GIVEN REQUEST => Count how many lines hold the string "document", and give only that number.

(Dataset items)
::::

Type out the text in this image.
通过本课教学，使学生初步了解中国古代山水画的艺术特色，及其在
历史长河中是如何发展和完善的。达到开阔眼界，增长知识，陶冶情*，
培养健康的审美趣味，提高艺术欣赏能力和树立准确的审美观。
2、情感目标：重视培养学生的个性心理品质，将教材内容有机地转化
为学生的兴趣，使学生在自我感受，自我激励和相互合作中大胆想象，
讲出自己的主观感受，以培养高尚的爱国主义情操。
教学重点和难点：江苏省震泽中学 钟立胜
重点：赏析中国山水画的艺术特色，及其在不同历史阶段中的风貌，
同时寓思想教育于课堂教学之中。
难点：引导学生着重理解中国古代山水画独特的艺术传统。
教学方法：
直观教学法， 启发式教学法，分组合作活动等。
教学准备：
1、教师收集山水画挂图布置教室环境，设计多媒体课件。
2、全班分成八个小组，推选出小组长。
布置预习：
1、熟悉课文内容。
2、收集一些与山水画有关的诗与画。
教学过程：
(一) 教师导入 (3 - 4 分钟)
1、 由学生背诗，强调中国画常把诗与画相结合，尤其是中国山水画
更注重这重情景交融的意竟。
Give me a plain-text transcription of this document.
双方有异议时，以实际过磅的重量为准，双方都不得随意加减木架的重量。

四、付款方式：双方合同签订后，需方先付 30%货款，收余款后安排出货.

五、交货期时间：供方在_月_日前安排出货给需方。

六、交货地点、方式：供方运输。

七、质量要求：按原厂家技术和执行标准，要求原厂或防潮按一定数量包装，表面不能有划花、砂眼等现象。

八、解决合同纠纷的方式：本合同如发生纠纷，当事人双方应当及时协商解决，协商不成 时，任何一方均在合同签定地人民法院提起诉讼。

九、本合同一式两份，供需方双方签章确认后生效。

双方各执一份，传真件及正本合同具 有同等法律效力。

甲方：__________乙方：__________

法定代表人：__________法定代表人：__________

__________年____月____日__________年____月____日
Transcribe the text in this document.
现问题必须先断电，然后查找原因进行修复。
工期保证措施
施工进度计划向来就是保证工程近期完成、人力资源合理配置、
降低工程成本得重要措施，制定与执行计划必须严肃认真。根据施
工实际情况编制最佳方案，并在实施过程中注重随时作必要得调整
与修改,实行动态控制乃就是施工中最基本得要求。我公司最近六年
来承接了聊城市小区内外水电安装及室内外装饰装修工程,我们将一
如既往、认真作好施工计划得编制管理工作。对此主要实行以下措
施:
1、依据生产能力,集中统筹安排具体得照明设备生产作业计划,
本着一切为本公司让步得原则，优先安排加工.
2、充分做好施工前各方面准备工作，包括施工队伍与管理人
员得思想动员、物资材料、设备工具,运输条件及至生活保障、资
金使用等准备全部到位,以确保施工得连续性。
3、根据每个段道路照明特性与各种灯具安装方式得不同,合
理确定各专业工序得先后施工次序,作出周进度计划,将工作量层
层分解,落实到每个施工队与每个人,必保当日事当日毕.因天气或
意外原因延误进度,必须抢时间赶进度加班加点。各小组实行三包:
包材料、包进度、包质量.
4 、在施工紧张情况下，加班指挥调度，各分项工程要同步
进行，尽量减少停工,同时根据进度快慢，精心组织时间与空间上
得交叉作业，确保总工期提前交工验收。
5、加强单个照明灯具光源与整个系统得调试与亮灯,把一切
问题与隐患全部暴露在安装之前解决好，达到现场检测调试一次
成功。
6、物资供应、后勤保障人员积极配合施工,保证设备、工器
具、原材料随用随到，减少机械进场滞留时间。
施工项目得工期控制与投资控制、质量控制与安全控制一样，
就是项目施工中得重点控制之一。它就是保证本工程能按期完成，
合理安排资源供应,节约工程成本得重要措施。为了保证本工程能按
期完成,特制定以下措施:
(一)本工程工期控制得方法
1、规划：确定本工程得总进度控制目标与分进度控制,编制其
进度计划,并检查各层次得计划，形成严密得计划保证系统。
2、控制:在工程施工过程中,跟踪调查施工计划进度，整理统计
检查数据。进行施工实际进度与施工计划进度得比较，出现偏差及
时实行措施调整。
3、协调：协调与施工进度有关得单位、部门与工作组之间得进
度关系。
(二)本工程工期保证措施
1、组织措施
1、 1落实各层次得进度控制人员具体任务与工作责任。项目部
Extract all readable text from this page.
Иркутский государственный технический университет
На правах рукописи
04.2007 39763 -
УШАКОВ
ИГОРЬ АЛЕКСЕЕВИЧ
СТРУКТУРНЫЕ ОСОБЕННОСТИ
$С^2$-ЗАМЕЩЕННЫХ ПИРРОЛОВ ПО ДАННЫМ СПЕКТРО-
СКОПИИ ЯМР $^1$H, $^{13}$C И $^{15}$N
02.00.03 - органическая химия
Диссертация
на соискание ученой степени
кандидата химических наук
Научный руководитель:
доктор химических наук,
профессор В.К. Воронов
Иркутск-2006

::::

RESPONSE => 2